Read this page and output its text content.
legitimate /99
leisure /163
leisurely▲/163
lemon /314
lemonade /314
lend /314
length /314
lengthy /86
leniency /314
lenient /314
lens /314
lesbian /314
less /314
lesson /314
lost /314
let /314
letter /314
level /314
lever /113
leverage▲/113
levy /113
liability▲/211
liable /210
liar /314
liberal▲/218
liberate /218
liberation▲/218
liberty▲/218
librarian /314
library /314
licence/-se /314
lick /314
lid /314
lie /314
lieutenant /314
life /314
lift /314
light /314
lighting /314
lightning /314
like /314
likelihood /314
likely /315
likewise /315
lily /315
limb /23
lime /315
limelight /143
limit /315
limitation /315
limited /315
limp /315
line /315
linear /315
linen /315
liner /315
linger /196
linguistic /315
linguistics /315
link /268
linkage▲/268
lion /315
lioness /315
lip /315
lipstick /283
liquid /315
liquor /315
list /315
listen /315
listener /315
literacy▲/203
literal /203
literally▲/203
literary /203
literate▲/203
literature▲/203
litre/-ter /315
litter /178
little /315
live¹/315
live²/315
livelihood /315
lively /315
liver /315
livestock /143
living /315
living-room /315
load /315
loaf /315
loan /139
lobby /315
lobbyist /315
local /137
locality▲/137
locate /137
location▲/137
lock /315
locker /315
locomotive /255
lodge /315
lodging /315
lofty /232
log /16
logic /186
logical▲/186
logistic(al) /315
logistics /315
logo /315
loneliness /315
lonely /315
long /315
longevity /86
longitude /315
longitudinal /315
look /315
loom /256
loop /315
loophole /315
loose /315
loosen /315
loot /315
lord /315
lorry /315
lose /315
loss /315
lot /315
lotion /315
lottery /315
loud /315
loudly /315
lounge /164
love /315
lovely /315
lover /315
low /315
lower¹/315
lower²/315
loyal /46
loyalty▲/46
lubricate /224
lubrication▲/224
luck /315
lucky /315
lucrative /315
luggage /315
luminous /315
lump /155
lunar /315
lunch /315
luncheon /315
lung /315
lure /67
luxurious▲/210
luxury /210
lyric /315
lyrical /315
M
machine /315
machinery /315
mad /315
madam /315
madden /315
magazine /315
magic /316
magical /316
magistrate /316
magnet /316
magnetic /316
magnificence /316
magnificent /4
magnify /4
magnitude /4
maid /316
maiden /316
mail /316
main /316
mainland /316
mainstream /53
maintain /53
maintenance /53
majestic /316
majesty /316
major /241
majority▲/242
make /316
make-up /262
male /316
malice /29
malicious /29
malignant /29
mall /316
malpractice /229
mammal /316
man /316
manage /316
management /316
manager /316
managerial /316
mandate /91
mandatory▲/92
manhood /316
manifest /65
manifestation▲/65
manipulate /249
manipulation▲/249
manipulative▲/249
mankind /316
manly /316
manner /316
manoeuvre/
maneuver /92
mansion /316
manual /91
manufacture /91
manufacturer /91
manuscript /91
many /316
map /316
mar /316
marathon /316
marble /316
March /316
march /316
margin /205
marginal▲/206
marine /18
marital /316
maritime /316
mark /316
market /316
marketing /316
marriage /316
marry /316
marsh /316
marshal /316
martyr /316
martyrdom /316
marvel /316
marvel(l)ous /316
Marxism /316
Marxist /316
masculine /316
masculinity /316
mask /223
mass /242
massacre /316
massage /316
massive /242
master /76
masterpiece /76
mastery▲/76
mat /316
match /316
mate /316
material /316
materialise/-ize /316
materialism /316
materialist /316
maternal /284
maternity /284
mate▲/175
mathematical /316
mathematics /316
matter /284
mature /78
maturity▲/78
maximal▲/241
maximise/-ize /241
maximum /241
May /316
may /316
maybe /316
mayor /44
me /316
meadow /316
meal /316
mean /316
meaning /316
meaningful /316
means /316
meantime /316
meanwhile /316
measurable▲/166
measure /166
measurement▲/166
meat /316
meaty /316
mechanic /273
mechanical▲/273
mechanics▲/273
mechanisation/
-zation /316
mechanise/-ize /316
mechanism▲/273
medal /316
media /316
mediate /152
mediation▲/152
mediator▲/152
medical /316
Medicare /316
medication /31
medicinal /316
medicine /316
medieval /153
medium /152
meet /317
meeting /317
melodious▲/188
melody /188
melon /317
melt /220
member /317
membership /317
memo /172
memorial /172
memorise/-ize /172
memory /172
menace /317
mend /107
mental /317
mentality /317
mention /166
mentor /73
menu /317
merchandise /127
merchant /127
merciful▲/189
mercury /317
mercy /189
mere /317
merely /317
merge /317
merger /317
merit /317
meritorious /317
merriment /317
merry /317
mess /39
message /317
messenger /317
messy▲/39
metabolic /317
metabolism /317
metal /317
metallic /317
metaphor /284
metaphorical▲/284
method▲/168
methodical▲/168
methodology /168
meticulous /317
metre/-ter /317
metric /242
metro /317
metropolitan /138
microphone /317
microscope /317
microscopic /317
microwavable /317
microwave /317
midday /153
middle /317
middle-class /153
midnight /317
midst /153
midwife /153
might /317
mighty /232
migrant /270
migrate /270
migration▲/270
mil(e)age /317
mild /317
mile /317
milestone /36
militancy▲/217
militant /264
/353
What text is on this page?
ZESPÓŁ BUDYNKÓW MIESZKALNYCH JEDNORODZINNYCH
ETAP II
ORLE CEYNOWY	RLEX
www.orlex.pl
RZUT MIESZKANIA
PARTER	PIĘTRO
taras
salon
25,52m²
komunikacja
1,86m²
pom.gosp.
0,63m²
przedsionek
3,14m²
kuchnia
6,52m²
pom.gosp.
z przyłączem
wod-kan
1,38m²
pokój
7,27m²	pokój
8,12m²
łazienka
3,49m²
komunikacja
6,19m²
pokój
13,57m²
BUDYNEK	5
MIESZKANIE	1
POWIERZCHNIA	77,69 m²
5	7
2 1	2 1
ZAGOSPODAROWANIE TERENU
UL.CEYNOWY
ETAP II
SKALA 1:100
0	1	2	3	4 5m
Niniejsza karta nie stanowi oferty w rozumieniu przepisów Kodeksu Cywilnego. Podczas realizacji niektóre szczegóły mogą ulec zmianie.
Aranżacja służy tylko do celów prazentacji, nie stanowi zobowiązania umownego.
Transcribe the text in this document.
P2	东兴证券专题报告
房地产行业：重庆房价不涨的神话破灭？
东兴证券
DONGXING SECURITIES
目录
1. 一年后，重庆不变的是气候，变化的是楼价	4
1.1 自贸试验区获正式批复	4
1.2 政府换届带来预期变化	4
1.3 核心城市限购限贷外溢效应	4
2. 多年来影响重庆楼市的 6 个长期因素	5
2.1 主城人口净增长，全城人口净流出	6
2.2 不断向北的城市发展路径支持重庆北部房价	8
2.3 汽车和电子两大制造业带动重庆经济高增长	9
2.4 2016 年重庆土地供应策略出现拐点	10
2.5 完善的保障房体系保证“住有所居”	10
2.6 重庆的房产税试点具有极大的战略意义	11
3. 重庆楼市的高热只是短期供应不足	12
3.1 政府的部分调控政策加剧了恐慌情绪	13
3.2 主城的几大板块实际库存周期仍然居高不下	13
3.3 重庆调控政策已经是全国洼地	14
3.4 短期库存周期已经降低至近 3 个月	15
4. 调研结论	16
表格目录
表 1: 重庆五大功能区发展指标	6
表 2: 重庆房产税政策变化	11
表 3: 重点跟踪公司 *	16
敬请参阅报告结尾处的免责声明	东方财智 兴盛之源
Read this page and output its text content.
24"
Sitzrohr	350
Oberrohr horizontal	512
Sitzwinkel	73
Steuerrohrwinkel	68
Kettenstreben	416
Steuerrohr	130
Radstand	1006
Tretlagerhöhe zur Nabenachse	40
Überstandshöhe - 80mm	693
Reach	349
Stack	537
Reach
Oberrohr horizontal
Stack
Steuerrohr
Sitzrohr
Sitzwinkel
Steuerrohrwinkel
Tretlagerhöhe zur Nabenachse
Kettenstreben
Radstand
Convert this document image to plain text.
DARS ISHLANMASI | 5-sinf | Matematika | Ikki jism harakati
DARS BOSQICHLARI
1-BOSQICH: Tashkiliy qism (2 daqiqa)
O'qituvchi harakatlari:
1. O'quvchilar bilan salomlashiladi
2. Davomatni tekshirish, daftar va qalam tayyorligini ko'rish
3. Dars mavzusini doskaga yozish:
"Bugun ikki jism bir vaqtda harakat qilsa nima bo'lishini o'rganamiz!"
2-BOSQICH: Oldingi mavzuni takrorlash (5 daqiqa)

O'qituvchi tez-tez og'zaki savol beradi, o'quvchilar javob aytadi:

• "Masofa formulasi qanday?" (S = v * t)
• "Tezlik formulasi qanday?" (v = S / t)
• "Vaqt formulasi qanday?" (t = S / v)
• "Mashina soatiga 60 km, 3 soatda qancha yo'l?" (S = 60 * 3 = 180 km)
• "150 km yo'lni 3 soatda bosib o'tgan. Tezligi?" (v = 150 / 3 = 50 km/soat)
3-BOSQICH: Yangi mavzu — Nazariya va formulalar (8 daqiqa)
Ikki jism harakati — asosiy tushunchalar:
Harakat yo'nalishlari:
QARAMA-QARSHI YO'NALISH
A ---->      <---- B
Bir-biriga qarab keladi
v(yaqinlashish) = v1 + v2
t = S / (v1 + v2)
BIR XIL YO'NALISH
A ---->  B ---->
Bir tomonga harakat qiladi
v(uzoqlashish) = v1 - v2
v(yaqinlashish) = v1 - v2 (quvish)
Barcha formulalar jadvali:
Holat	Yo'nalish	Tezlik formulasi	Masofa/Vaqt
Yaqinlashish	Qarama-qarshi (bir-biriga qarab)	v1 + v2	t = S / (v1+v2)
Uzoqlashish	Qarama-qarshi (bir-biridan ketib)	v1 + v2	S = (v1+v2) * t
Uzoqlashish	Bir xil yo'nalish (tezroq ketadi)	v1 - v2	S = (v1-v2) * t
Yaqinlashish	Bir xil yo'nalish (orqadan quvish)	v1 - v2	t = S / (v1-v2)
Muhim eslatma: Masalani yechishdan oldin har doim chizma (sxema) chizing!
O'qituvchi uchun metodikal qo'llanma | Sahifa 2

______

▸ **The exercise**: Where a line in the material above holds "text", copy that line.

▸ **Result for this exercise**:
Read this page and output its text content.
What text is on this page?
Transcribe the text in this document.
Read this page and output its text content.
Convert this document image to plain text.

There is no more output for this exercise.